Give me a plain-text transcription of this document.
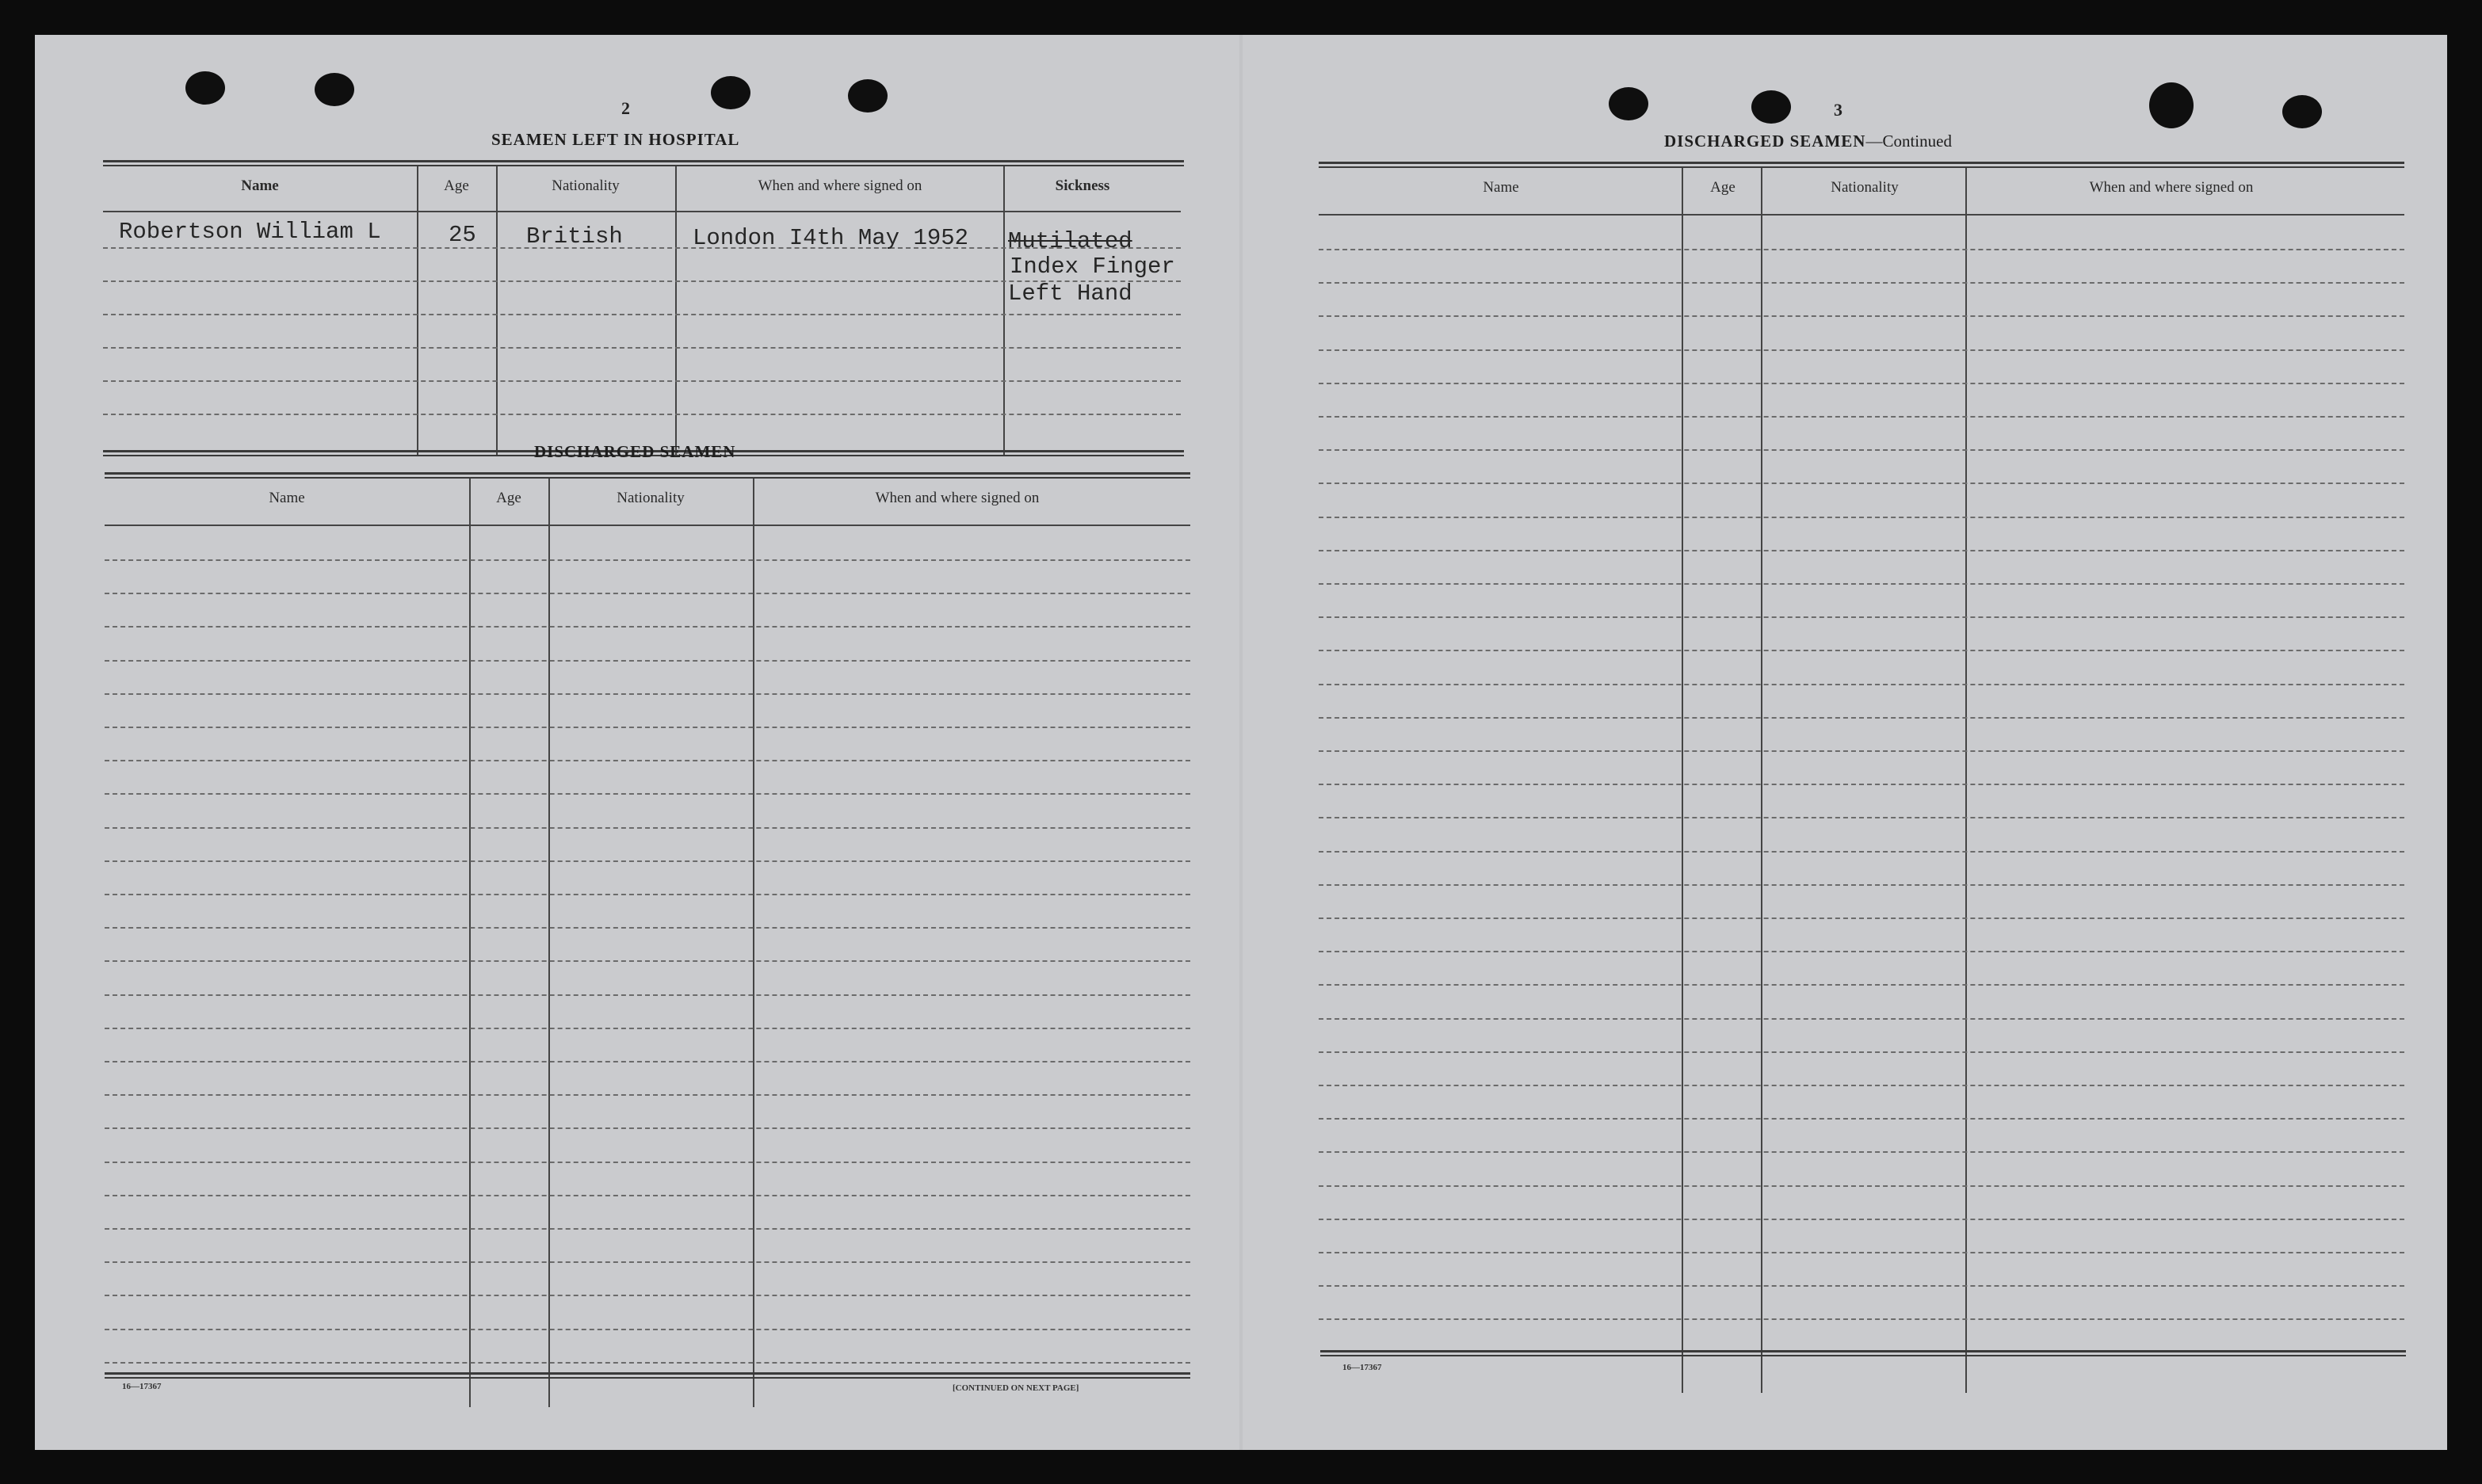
2
SEAMEN LEFT IN HOSPITAL
Name	Age	Nationality	When and where signed on	Sickness
Robertson William L	25 British	London I4th May 1952 Mutilated
Index Finger
Left Hand
DISCHARGED SEAMEN
Name	Age	Nationality	When and where signed on
16—17367	[CONTINUED ON NEXT PAGE]
3
DISCHARGED SEAMEN—Continued
Name	Age	Nationality	When and where signed on
16—17367
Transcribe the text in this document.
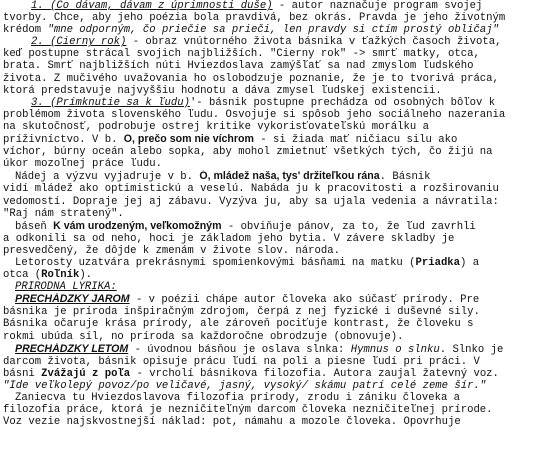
1. (Čo dávam, dávam z úprimnosti duše) - autor naznačuje program svojej
tvorby. Chce, aby jeho poézia bola pravdivá, bez okrás. Pravda je jeho životným
krédom "mne odporným, čo priečie sa prieči, len pravdy si ctím prostý obličaj"
2. (Čierny rok) - obraz vnútorného života básnika v ťažkých časoch života,
keď postupne strácal svojich najbližších. "Čierny rok" -> smrť matky, otca,
brata. Smrť najbližších núti Hviezdoslava zamýšľať sa nad zmyslom ľudského
života. Z mučivého uvažovania ho oslobodzuje poznanie, že je to tvorivá práca,
ktorá predstavuje najvyššiu hodnotu a dáva zmysel ľudskej existencii.
3. (Prímknutie sa k ľudu)'- básnik postupne prechádza od osobných bôľov k
problémom života slovenského ľudu. Osvojuje si spôsob jeho sociálneho nazerania
na skutočnosť, podrobuje ostrej kritike vykorisťovateľskú morálku a
príživníctvo. V b. O, prečo som nie víchrom - si žiada mať ničiacu silu ako
víchor, búrny oceán alebo sopka, aby mohol zmietnuť všetkých tých, čo žijú na
úkor mozoľnej práce ľudu.
Nádej a výzvu vyjadruje v b. Ó, mládež naša, tys' držiteľkou rána. Básnik
vidí mládež ako optimistickú a veselú. Nabáda ju k pracovitosti a rozširovaniu
vedomostí. Dopraje jej aj zábavu. Vyzýva ju, aby sa ujala vedenia a návratila:
"Raj nám stratený".
báseň K vám urodzeným, veľkomožným - obviňuje pánov, za to, že ľud zavrhli
a odkonili sa od neho, hoci je základom jeho bytia. V závere skladby je
presvedčený, že dôjde k zmenám v živote slov. národa.
Letorosty uzatvára prekrásnymi spomienkovými básňami na matku (Priadka) a
otca (Roľník).
PRÍRODNÁ LYRIKA:
PRECHÁDZKY JAROM - v poézii chápe autor človeka ako súčasť prírody. Pre
básnika je príroda inšpiračným zdrojom, čerpá z nej fyzické i duševné sily.
Básnika očaruje krása prírody, ale zároveň pociťuje kontrast, že človeku s
rokmi ubúda síl, no príroda sa každoročne obrodzuje (obnovuje).
PRECHÁDZKY LETOM - úvodnou básňou je oslava slnka: Hymnus o slnku. Slnko je
darcom života, básnik opisuje prácu ľudí na poli a piesne ľudí pri práci. V
básni Zvážajú z poľa - vrcholí básnikova filozofia. Autora zaujal žatevný voz.
"Ide veľkolepý povoz/po veličavé, jasný, vysoký/ skámu patrí celé zeme šír."
Zaniecva tu Hviezdoslavova filozofia prírody, zrodu i zániku človeka a
filozofia práce, ktorá je nezničiteľným darcom človeka nezničiteľnej prírode.
Voz vezie najskvostnejší náklad: pot, námahu a mozole človeka. Opovrhuje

Written instruction: List the lines that contain the word "text".

Exercise output:
Give me a plain-text transcription of this document.
Transcribe the text in this document.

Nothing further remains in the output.